● **WHAT THE EXERCISE ASKS**: Search the listing below for the string "JSON" and copy every line where it occurs.
## Start SOURCE DATA
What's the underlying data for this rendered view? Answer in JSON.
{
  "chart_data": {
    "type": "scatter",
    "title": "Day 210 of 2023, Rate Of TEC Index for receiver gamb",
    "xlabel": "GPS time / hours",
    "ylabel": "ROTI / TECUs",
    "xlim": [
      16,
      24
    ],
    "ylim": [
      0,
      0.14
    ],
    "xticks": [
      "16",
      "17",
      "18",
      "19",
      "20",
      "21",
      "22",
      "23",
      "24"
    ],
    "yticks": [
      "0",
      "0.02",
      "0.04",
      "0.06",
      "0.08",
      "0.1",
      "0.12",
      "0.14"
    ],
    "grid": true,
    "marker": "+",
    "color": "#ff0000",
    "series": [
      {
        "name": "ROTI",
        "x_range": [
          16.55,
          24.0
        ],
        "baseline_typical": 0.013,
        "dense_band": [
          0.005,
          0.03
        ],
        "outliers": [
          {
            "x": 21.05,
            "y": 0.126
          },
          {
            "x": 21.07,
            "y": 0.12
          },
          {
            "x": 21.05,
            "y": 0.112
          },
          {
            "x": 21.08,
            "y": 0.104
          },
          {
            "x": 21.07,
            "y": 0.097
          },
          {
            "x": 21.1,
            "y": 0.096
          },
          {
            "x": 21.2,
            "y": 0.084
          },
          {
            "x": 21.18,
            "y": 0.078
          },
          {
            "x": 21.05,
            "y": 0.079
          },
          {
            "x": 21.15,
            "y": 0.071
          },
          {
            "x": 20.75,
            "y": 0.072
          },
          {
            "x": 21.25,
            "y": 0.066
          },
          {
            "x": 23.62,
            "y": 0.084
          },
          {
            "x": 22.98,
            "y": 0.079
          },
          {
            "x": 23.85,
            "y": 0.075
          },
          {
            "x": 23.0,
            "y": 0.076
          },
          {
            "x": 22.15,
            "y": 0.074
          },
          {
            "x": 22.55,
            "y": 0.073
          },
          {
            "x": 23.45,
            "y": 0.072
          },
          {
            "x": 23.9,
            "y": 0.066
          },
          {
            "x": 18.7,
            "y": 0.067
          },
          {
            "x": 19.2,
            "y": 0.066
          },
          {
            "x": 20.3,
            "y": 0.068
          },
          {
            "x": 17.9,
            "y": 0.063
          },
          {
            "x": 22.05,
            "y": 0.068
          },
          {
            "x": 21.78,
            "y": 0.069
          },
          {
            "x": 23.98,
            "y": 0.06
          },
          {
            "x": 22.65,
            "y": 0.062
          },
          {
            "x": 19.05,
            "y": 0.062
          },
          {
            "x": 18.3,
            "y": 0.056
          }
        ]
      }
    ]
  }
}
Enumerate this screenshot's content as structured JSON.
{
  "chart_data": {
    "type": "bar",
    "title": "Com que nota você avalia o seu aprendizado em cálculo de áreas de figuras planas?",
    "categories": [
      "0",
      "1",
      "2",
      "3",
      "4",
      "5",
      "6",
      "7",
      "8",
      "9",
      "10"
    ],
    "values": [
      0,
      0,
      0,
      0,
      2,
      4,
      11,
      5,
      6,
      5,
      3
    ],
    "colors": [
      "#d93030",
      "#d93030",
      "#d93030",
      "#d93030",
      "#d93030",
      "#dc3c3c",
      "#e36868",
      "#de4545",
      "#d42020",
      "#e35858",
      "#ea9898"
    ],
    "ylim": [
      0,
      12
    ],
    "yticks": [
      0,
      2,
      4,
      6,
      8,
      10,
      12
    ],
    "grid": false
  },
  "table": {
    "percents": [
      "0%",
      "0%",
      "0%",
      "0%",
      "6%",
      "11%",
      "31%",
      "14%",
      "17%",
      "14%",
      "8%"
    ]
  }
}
## End SOURCE DATA
● **SOLUTION BELOW**:
What's the underlying data for this rendered view? Answer in JSON.
Enumerate this screenshot's content as structured JSON.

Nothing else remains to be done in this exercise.